AIM => Filter this material down to the lines that hold "subtitle", copying each one.
◇ ◇ ◇ ◇ ◇
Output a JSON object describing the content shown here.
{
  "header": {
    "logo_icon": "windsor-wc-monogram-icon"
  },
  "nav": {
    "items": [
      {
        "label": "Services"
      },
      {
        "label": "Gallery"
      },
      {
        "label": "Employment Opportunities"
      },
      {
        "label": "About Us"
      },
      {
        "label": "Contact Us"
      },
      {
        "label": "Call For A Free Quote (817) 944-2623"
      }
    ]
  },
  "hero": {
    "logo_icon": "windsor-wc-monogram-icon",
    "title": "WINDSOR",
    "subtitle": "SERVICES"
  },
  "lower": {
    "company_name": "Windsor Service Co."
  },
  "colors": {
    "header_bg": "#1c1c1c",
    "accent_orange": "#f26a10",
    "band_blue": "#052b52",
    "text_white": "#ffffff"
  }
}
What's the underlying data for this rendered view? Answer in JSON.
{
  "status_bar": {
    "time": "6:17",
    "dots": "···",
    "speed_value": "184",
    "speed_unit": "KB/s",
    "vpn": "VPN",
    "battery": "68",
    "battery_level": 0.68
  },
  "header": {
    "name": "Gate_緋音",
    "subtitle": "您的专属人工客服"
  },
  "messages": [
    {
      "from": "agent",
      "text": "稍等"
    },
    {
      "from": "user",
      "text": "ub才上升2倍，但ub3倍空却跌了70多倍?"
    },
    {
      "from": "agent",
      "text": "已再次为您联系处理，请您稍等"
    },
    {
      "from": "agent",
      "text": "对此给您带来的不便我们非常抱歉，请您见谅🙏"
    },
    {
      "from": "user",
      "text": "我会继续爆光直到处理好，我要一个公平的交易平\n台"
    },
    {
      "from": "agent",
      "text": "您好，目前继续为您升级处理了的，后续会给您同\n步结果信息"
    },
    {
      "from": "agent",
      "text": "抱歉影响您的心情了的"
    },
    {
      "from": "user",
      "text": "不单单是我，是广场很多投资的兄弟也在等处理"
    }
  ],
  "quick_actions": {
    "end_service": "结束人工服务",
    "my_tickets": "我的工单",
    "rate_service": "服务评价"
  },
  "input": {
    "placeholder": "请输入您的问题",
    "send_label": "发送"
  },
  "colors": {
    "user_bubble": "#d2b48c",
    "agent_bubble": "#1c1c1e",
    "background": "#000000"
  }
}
◇ ◇ ◇ ◇ ◇
ANSWER IN FULL =>
    "subtitle": "SERVICES"
    "subtitle": "您的专属人工客服"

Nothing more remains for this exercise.